*Source records*.
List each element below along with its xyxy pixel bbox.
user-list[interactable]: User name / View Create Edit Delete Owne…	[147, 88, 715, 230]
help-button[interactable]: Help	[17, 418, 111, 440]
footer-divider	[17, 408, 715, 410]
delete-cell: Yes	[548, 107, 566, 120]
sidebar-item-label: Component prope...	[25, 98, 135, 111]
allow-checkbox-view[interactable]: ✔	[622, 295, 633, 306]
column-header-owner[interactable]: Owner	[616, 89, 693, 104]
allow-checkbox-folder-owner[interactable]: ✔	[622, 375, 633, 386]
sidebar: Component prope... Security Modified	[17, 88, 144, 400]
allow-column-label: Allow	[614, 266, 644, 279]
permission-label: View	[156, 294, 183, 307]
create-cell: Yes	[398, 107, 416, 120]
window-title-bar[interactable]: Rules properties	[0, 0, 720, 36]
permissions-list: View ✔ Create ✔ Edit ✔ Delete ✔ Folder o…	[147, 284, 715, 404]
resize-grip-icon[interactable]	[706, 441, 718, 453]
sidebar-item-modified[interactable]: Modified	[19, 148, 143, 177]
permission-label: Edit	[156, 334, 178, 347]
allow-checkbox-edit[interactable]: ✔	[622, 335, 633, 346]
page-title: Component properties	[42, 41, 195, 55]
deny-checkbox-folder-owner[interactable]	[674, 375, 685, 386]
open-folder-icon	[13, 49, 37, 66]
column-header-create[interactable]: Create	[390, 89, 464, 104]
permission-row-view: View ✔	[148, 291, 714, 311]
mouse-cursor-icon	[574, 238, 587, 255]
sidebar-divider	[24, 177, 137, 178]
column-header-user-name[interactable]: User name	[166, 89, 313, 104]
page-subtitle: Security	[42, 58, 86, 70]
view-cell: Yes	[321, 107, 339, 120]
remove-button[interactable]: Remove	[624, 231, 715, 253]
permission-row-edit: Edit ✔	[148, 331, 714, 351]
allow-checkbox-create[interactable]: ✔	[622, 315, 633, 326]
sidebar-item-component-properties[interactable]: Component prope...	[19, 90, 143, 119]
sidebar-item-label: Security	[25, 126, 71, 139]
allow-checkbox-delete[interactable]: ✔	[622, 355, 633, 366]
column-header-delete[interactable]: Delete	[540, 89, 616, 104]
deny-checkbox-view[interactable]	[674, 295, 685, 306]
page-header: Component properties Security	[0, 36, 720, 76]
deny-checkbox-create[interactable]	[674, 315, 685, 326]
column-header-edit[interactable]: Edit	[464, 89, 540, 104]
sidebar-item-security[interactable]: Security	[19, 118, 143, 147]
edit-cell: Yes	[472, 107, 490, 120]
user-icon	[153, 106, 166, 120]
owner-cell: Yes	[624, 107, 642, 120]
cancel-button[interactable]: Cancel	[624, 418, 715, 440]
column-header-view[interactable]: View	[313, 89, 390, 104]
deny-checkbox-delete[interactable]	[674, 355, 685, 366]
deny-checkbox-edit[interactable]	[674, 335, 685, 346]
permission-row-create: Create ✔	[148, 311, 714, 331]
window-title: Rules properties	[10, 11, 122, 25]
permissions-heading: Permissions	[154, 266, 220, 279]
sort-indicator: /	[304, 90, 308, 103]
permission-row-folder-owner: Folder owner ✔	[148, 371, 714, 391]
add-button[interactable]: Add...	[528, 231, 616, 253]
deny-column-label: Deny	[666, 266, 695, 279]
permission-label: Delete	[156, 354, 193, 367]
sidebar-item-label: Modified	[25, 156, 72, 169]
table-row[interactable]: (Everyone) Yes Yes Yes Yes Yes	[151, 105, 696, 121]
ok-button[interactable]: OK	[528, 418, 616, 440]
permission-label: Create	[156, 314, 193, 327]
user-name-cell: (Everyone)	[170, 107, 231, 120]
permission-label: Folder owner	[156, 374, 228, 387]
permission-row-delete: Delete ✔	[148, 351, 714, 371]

*Task description*. Reproduce every item with "Rules properties" replaced by "Folder properties" and nothing else changed.

*Answer to this task*.
List each element below along with its xyxy pixel bbox.
user-list[interactable]: User name / View Create Edit Delete Owne…	[147, 88, 715, 230]
help-button[interactable]: Help	[17, 418, 111, 440]
footer-divider	[17, 408, 715, 410]
delete-cell: Yes	[548, 107, 566, 120]
sidebar-item-label: Component prope...	[25, 98, 135, 111]
allow-checkbox-view[interactable]: ✔	[622, 295, 633, 306]
column-header-owner[interactable]: Owner	[616, 89, 693, 104]
allow-checkbox-folder-owner[interactable]: ✔	[622, 375, 633, 386]
sidebar: Component prope... Security Modified	[17, 88, 144, 400]
allow-column-label: Allow	[614, 266, 644, 279]
permission-label: View	[156, 294, 183, 307]
create-cell: Yes	[398, 107, 416, 120]
window-title-bar[interactable]: Folder properties	[0, 0, 720, 36]
permissions-list: View ✔ Create ✔ Edit ✔ Delete ✔ Folder o…	[147, 284, 715, 404]
resize-grip-icon[interactable]	[706, 441, 718, 453]
sidebar-item-modified[interactable]: Modified	[19, 148, 143, 177]
permission-label: Edit	[156, 334, 178, 347]
allow-checkbox-edit[interactable]: ✔	[622, 335, 633, 346]
page-title: Component properties	[42, 41, 195, 55]
deny-checkbox-folder-owner[interactable]	[674, 375, 685, 386]
open-folder-icon	[13, 49, 37, 66]
column-header-create[interactable]: Create	[390, 89, 464, 104]
permission-row-view: View ✔	[148, 291, 714, 311]
mouse-cursor-icon	[574, 238, 587, 255]
sidebar-divider	[24, 177, 137, 178]
column-header-user-name[interactable]: User name	[166, 89, 313, 104]
page-subtitle: Security	[42, 58, 86, 70]
view-cell: Yes	[321, 107, 339, 120]
remove-button[interactable]: Remove	[624, 231, 715, 253]
permission-row-edit: Edit ✔	[148, 331, 714, 351]
allow-checkbox-create[interactable]: ✔	[622, 315, 633, 326]
sidebar-item-component-properties[interactable]: Component prope...	[19, 90, 143, 119]
sidebar-item-label: Security	[25, 126, 71, 139]
allow-checkbox-delete[interactable]: ✔	[622, 355, 633, 366]
column-header-delete[interactable]: Delete	[540, 89, 616, 104]
deny-checkbox-view[interactable]	[674, 295, 685, 306]
page-header: Component properties Security	[0, 36, 720, 76]
deny-checkbox-create[interactable]	[674, 315, 685, 326]
column-header-edit[interactable]: Edit	[464, 89, 540, 104]
sidebar-item-security[interactable]: Security	[19, 118, 143, 147]
edit-cell: Yes	[472, 107, 490, 120]
user-icon	[153, 106, 166, 120]
owner-cell: Yes	[624, 107, 642, 120]
cancel-button[interactable]: Cancel	[624, 418, 715, 440]
column-header-view[interactable]: View	[313, 89, 390, 104]
deny-checkbox-delete[interactable]	[674, 355, 685, 366]
deny-checkbox-edit[interactable]	[674, 335, 685, 346]
permission-row-create: Create ✔	[148, 311, 714, 331]
window-title: Folder properties	[10, 11, 122, 25]
permissions-heading: Permissions	[154, 266, 220, 279]
sort-indicator: /	[304, 90, 308, 103]
permission-row-folder-owner: Folder owner ✔	[148, 371, 714, 391]
add-button[interactable]: Add...	[528, 231, 616, 253]
deny-column-label: Deny	[666, 266, 695, 279]
permission-label: Delete	[156, 354, 193, 367]
sidebar-item-label: Modified	[25, 156, 72, 169]
table-row[interactable]: (Everyone) Yes Yes Yes Yes Yes	[151, 105, 696, 121]
ok-button[interactable]: OK	[528, 418, 616, 440]
permission-label: Create	[156, 314, 193, 327]
user-name-cell: (Everyone)	[170, 107, 231, 120]
permission-label: Folder owner	[156, 374, 228, 387]
permission-row-delete: Delete ✔	[148, 351, 714, 371]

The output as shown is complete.